TASK DETAILS - How many lines hold the string "Status"? Give only the number.

SUPPLIED DATA -
========

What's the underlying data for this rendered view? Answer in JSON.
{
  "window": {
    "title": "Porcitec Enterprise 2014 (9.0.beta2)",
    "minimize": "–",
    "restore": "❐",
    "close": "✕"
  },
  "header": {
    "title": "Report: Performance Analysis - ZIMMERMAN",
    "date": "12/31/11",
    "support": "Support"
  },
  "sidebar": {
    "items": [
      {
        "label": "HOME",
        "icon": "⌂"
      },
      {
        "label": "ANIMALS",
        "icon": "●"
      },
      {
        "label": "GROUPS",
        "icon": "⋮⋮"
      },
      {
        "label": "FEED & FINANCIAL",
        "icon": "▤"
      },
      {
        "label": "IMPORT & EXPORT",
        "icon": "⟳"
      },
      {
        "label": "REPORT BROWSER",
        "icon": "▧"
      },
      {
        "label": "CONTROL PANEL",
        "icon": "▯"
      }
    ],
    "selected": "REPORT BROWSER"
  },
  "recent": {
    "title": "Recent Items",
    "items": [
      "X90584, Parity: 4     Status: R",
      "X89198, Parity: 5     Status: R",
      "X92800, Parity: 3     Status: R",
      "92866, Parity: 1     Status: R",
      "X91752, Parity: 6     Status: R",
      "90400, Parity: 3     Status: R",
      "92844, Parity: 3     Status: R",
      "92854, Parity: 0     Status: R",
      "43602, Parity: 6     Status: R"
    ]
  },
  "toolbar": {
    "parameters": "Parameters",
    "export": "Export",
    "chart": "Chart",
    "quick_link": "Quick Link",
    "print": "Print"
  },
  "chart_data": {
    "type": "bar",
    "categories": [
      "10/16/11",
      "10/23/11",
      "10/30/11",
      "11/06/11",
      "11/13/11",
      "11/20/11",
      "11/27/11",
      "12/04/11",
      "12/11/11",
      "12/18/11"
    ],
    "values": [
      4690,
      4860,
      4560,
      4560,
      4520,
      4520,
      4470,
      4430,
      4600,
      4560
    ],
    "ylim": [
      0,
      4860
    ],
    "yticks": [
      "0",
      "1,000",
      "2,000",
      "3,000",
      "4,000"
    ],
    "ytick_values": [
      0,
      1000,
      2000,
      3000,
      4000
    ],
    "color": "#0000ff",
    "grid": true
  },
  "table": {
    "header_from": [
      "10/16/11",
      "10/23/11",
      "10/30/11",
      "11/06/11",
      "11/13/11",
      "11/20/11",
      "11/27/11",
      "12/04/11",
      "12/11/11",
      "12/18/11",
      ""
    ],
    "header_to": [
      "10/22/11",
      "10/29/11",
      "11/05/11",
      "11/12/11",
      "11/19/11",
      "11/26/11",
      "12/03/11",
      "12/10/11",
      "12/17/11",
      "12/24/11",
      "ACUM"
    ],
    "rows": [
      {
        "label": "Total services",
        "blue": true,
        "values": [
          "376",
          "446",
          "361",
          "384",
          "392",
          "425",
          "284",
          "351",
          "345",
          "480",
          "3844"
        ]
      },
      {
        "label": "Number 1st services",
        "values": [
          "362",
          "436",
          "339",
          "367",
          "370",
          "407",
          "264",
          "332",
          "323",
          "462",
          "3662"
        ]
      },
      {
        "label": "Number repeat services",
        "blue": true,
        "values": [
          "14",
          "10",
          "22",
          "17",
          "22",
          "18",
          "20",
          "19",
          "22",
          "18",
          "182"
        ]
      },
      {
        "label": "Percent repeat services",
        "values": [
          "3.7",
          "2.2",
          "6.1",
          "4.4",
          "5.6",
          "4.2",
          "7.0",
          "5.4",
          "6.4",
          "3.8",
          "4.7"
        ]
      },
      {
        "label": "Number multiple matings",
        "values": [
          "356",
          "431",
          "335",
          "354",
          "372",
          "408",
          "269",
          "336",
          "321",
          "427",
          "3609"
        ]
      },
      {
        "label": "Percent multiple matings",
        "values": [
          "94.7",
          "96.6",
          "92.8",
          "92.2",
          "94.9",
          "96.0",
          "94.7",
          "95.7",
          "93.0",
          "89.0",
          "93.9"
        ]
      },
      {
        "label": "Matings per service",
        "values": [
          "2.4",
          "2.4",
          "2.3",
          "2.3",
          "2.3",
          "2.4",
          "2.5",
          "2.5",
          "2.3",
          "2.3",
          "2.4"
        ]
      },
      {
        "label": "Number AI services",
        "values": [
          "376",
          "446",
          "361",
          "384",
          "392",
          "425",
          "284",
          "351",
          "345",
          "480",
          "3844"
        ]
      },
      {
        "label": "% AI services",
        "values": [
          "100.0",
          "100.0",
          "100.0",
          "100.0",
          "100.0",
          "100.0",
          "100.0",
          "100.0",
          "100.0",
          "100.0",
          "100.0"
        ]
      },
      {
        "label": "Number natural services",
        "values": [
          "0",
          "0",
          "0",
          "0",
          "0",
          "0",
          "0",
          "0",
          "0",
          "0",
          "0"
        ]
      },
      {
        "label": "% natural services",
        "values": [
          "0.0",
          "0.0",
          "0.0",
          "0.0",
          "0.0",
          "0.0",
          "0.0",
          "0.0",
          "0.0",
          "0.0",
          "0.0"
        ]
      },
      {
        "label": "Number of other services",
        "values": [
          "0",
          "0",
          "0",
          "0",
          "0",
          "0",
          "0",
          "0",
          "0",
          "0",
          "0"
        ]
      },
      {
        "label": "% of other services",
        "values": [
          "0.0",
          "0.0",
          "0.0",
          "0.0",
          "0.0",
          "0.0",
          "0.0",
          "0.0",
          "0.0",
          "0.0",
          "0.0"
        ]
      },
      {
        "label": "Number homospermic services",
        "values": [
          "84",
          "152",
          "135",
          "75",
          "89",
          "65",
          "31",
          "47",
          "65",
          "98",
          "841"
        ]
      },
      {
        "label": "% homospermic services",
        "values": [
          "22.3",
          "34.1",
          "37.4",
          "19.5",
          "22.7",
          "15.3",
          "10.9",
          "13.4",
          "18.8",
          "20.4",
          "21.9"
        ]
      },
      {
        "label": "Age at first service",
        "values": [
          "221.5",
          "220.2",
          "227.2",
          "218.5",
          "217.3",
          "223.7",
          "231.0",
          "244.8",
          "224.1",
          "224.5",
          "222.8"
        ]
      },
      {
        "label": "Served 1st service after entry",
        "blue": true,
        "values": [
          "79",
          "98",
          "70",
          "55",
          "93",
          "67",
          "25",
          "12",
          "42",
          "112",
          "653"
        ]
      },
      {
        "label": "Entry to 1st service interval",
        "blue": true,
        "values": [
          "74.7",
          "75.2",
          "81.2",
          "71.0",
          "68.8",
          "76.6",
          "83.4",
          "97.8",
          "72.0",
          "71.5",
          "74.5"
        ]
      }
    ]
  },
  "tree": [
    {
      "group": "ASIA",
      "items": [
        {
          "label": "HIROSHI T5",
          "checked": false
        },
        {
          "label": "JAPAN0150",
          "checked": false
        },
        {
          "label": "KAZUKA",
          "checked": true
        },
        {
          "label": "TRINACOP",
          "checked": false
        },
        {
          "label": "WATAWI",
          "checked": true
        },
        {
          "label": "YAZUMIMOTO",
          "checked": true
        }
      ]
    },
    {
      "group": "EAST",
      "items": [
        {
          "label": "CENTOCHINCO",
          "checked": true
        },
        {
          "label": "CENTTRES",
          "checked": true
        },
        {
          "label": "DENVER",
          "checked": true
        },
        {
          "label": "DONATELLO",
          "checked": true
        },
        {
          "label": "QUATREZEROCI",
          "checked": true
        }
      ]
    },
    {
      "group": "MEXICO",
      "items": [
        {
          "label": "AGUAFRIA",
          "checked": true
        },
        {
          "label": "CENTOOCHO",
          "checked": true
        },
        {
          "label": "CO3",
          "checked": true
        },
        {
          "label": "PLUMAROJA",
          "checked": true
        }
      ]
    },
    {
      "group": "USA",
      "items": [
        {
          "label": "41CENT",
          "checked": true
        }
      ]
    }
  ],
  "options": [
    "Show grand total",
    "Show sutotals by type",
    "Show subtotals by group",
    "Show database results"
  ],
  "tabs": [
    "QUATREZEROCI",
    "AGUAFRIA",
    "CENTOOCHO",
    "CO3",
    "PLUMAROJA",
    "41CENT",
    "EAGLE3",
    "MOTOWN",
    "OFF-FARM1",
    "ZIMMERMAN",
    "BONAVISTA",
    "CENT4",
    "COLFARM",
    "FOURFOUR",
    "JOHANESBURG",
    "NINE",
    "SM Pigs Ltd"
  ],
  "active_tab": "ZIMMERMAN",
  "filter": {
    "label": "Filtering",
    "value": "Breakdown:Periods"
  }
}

========

PROBLEM SOLUTION - 9